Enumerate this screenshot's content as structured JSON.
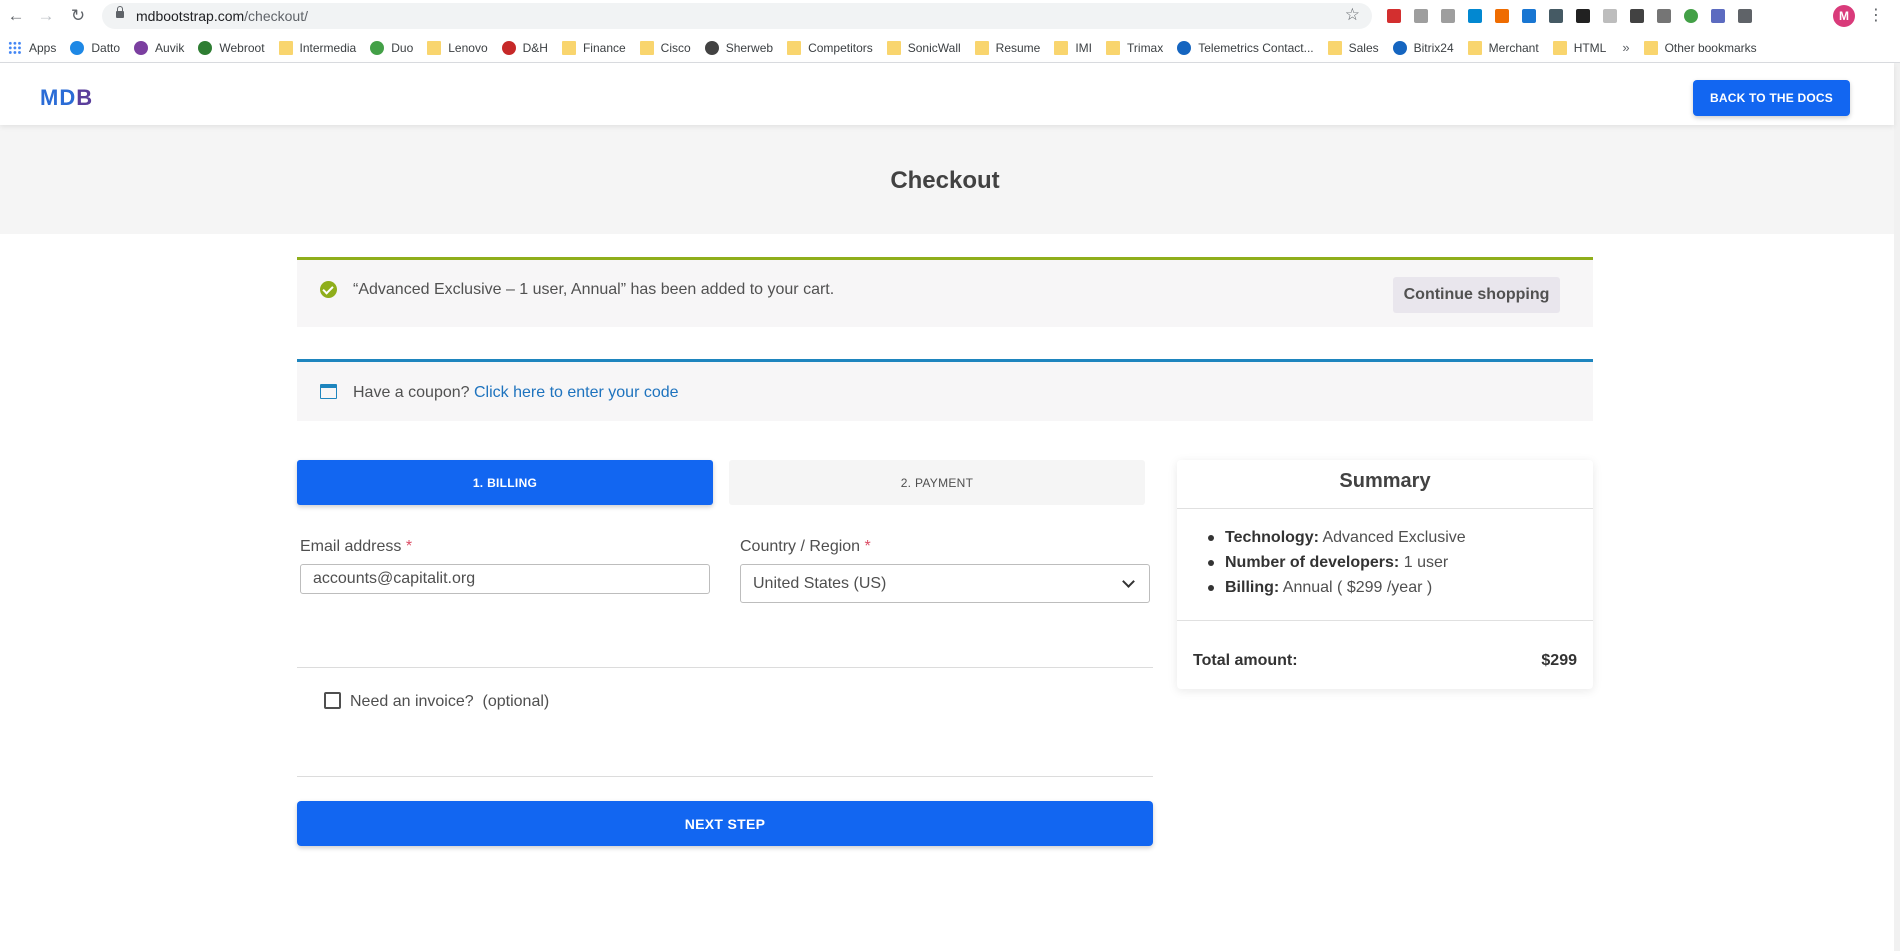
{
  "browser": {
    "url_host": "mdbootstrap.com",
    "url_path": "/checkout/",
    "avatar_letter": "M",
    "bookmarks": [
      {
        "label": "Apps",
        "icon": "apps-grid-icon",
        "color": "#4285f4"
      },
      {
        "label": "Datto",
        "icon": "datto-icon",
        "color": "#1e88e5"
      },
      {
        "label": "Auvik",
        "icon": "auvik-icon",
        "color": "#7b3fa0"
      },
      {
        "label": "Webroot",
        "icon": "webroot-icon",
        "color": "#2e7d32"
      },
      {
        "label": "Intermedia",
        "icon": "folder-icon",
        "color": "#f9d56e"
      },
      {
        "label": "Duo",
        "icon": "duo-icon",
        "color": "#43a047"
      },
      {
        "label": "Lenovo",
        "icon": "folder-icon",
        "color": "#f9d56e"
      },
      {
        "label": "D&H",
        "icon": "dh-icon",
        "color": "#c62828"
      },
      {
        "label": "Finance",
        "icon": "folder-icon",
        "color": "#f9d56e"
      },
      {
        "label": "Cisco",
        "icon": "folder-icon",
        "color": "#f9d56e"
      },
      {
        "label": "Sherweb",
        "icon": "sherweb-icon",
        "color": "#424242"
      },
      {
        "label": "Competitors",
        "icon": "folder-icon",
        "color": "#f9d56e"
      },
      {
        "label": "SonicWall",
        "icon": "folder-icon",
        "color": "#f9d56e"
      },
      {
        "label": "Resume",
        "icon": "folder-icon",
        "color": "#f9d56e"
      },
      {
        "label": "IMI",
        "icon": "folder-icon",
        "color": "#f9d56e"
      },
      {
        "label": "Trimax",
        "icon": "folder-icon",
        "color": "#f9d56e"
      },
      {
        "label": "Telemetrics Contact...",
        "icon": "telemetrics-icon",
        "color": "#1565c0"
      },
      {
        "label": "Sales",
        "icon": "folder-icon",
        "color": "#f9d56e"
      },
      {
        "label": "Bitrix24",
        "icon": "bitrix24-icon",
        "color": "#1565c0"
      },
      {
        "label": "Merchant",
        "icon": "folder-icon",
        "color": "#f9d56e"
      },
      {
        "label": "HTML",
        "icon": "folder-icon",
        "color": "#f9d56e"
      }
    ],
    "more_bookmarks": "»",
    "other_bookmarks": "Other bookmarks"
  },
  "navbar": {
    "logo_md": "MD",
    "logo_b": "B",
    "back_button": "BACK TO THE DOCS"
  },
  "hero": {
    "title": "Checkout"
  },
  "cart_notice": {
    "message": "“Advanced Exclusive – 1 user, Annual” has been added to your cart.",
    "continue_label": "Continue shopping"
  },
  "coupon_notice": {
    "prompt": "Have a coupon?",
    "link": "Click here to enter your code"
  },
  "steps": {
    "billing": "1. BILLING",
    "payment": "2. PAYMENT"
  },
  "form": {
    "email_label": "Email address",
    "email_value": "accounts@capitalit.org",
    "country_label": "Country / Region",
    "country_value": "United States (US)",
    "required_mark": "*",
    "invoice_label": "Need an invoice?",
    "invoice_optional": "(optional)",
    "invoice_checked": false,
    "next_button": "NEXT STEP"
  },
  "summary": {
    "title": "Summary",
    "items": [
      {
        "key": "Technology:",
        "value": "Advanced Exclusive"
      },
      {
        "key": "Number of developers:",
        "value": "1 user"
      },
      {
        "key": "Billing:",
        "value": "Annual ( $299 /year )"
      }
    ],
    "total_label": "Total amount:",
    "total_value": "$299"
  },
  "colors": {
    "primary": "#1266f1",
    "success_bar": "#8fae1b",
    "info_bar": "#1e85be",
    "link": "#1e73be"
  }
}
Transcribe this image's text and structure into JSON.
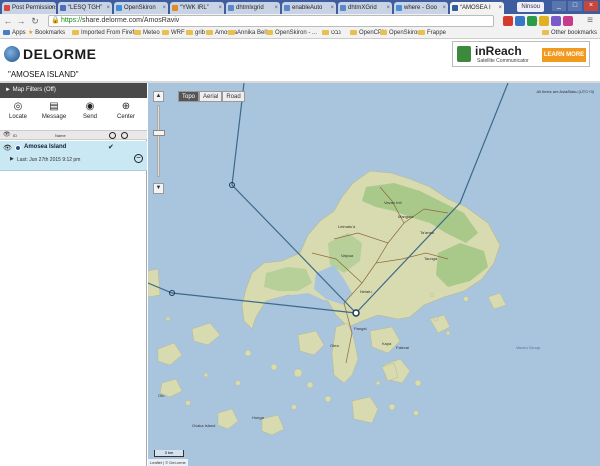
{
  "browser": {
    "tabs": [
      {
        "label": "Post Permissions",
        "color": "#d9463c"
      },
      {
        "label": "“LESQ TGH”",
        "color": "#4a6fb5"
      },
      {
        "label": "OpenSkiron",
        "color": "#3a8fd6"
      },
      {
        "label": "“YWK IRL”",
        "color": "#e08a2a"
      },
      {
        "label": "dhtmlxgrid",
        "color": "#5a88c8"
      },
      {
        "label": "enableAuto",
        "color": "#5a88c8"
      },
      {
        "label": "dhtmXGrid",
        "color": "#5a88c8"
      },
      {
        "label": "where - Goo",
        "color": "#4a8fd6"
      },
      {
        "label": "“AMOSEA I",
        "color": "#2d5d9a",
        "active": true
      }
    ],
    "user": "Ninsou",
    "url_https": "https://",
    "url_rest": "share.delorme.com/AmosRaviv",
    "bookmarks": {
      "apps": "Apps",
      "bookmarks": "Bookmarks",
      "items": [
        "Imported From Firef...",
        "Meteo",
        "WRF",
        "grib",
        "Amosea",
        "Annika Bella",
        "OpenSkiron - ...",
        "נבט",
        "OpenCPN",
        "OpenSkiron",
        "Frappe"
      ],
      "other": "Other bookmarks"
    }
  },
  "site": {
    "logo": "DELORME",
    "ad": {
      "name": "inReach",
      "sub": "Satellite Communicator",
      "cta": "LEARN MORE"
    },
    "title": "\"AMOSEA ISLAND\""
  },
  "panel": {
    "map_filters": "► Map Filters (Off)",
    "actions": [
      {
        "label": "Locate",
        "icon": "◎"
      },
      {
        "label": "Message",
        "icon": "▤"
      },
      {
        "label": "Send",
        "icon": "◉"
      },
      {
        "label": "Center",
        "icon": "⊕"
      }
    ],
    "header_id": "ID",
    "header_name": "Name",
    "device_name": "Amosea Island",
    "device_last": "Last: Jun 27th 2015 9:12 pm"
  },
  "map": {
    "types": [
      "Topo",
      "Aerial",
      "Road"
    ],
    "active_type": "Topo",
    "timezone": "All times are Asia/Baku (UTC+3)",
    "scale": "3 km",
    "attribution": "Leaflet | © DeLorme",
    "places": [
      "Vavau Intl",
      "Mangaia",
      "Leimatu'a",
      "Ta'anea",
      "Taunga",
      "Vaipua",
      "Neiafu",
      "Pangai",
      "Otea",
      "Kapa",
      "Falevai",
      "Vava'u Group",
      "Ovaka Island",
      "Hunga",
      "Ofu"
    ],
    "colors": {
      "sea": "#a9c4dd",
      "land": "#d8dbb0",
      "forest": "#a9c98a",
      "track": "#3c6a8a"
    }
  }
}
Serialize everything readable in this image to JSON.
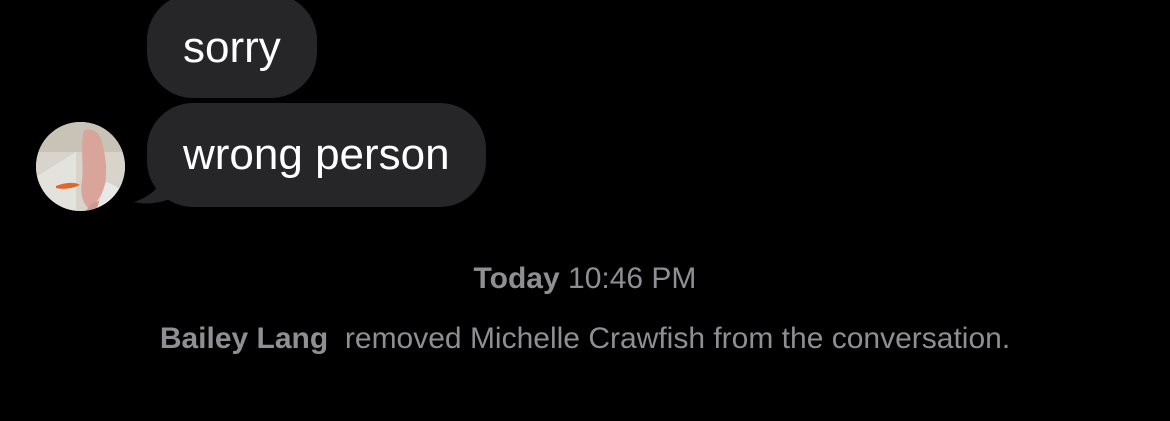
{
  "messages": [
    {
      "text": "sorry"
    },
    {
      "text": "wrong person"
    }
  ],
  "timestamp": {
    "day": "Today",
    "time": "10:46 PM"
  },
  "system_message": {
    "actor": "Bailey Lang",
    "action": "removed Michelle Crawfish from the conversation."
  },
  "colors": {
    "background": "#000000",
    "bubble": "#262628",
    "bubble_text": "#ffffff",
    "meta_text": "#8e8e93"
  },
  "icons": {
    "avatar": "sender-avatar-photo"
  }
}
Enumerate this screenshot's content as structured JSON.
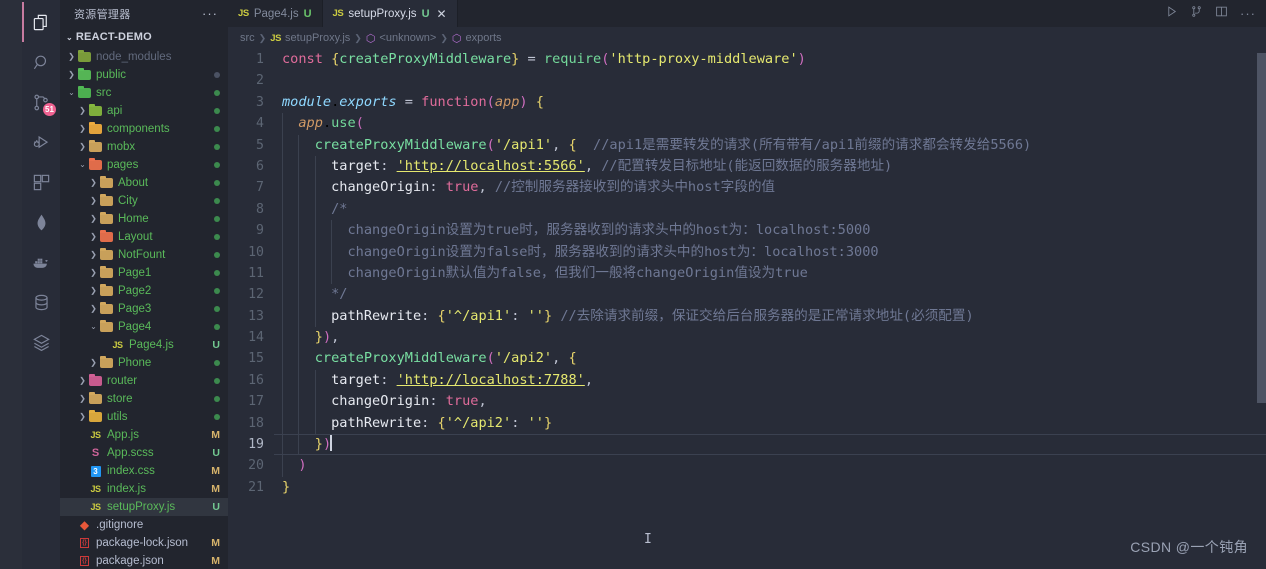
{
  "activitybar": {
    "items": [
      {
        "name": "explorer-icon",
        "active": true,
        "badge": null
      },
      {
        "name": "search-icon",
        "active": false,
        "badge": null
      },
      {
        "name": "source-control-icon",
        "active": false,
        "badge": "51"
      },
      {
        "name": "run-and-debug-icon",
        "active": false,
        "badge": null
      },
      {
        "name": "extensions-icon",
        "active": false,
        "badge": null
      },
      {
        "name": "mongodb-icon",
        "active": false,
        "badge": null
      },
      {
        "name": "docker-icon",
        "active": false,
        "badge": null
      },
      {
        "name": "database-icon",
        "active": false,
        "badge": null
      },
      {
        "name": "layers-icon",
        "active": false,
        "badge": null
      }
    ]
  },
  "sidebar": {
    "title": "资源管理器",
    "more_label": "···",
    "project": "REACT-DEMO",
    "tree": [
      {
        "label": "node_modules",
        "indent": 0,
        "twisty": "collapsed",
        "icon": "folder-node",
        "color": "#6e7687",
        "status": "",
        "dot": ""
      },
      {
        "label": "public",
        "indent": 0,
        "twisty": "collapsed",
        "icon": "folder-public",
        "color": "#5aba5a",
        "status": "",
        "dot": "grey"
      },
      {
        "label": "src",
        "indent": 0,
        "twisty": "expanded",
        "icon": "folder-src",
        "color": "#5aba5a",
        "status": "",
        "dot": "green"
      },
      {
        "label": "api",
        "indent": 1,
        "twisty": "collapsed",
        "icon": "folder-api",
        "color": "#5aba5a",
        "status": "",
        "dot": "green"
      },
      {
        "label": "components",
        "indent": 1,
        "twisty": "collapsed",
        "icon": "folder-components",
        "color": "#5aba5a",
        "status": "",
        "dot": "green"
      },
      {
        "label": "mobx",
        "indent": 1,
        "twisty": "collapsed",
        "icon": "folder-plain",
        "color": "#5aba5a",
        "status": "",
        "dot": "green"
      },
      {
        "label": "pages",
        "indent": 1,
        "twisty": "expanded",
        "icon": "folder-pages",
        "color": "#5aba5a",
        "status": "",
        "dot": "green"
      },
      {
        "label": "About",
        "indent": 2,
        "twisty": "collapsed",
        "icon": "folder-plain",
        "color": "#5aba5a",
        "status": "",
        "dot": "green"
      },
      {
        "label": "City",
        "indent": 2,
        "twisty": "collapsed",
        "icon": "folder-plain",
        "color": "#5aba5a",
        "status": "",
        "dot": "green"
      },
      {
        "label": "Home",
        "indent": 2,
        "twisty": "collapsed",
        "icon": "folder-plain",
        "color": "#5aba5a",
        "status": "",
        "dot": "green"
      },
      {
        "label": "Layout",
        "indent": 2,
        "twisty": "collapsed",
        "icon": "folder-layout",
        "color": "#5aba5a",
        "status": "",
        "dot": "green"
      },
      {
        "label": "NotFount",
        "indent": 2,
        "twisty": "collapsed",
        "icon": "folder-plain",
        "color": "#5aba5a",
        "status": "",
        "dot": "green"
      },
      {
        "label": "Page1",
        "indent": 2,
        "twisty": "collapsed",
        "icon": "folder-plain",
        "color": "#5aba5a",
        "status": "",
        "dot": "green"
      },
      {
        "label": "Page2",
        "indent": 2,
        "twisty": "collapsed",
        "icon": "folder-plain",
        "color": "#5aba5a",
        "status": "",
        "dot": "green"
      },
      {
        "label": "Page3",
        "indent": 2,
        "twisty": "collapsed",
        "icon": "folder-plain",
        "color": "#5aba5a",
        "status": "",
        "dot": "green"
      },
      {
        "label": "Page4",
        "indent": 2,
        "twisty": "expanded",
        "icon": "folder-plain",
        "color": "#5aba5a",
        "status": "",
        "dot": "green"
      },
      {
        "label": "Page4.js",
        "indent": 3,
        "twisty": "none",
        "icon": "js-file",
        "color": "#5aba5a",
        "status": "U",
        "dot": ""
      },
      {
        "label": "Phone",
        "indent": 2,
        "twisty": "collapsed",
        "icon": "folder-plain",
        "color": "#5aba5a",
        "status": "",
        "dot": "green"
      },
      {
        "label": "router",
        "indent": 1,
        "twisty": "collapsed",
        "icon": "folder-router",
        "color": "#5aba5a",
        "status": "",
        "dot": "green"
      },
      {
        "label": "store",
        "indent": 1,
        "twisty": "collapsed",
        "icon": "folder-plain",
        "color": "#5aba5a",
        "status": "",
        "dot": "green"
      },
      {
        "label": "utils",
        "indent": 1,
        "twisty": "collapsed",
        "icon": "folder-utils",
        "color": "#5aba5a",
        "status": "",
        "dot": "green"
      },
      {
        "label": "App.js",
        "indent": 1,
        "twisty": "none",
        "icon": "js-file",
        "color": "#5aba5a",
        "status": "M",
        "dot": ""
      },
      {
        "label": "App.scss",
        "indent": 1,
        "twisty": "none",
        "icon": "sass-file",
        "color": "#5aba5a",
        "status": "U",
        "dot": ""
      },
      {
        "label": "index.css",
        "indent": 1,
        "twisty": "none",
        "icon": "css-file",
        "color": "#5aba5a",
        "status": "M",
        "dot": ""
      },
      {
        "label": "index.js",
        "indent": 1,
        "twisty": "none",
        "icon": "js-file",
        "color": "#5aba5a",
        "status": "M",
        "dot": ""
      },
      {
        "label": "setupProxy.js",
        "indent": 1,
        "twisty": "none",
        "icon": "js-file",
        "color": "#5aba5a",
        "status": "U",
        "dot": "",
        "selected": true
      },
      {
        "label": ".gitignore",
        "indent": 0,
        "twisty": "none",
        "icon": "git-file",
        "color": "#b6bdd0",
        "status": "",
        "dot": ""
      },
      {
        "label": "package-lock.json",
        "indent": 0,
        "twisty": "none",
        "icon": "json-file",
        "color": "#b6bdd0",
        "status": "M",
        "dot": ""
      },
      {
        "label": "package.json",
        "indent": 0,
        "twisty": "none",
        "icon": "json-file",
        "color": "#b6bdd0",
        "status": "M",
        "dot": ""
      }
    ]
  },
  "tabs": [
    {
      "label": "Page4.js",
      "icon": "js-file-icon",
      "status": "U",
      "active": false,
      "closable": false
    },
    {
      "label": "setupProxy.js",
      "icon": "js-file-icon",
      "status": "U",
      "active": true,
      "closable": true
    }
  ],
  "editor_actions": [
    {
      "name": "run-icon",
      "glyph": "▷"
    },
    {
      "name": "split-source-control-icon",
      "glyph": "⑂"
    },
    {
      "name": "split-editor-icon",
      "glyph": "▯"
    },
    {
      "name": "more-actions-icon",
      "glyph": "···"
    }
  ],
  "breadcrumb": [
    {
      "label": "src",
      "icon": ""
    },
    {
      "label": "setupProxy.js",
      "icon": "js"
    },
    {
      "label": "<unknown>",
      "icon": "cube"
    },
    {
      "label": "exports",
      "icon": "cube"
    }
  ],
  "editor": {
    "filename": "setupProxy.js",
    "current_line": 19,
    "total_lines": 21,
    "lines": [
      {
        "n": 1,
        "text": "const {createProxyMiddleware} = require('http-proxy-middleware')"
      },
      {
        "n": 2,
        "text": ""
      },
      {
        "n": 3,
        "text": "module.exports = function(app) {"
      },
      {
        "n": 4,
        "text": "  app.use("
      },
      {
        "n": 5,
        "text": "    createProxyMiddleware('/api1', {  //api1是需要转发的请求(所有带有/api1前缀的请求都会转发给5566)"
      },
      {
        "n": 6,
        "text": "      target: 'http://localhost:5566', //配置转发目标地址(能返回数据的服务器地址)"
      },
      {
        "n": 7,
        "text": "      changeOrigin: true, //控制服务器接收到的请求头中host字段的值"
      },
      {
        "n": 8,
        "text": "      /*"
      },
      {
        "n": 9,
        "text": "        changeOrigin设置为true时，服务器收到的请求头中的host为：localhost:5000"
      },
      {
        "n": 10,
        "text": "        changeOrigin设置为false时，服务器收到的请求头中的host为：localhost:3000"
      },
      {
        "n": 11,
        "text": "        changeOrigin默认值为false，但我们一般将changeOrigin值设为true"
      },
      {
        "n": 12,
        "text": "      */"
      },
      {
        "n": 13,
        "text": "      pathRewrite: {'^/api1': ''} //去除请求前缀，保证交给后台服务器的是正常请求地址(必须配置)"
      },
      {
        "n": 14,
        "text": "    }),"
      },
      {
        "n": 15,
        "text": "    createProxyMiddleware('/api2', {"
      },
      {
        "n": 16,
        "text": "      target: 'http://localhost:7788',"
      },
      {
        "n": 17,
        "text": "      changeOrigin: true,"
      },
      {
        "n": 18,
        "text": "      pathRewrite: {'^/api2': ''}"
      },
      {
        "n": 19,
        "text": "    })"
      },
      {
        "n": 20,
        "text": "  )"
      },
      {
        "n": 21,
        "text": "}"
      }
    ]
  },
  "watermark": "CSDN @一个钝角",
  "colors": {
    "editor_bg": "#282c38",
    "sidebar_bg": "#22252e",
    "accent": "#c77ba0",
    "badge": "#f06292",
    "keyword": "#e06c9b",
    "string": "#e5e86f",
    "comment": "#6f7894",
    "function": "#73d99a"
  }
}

========================================

Task brief: Check every line of the data above for the string "Advanced", and copy those that have it.

Correct output:
    "message": "“Advanced Exclusive – 1 user, Annual” has been added to your cart.",
        "value": "Advanced Exclusive"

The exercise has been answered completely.